BEGIN Records to use
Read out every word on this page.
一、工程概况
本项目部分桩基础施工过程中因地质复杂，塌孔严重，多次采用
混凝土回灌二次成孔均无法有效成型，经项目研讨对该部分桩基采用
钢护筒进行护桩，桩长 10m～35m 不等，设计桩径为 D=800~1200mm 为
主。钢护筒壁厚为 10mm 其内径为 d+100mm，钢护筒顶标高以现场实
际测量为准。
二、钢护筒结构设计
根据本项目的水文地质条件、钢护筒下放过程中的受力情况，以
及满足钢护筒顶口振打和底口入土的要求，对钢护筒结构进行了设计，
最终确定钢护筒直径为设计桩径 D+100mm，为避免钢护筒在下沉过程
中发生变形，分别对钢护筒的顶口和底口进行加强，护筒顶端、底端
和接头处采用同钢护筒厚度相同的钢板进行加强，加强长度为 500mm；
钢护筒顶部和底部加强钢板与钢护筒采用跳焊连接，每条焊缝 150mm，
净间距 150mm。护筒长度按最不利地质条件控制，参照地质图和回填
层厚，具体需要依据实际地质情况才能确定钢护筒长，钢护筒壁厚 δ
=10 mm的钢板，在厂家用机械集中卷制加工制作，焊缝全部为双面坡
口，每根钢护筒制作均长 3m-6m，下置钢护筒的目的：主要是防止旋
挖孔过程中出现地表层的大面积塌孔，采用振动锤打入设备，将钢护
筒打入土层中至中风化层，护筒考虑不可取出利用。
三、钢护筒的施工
END Records to use
*What you should do:*
Write out every entry verbatim.

*Final result:*
Read out every word on this page.
一、工程概况
本项目部分桩基础施工过程中因地质复杂，塌孔严重，多次采用
混凝土回灌二次成孔均无法有效成型，经项目研讨对该部分桩基采用
钢护筒进行护桩，桩长 10m～35m 不等，设计桩径为 D=800~1200mm 为
主。钢护筒壁厚为 10mm 其内径为 d+100mm，钢护筒顶标高以现场实
际测量为准。
二、钢护筒结构设计
根据本项目的水文地质条件、钢护筒下放过程中的受力情况，以
及满足钢护筒顶口振打和底口入土的要求，对钢护筒结构进行了设计，
最终确定钢护筒直径为设计桩径 D+100mm，为避免钢护筒在下沉过程
中发生变形，分别对钢护筒的顶口和底口进行加强，护筒顶端、底端
和接头处采用同钢护筒厚度相同的钢板进行加强，加强长度为 500mm；
钢护筒顶部和底部加强钢板与钢护筒采用跳焊连接，每条焊缝 150mm，
净间距 150mm。护筒长度按最不利地质条件控制，参照地质图和回填
层厚，具体需要依据实际地质情况才能确定钢护筒长，钢护筒壁厚 δ
=10 mm的钢板，在厂家用机械集中卷制加工制作，焊缝全部为双面坡
口，每根钢护筒制作均长 3m-6m，下置钢护筒的目的：主要是防止旋
挖孔过程中出现地表层的大面积塌孔，采用振动锤打入设备，将钢护
筒打入土层中至中风化层，护筒考虑不可取出利用。
三、钢护筒的施工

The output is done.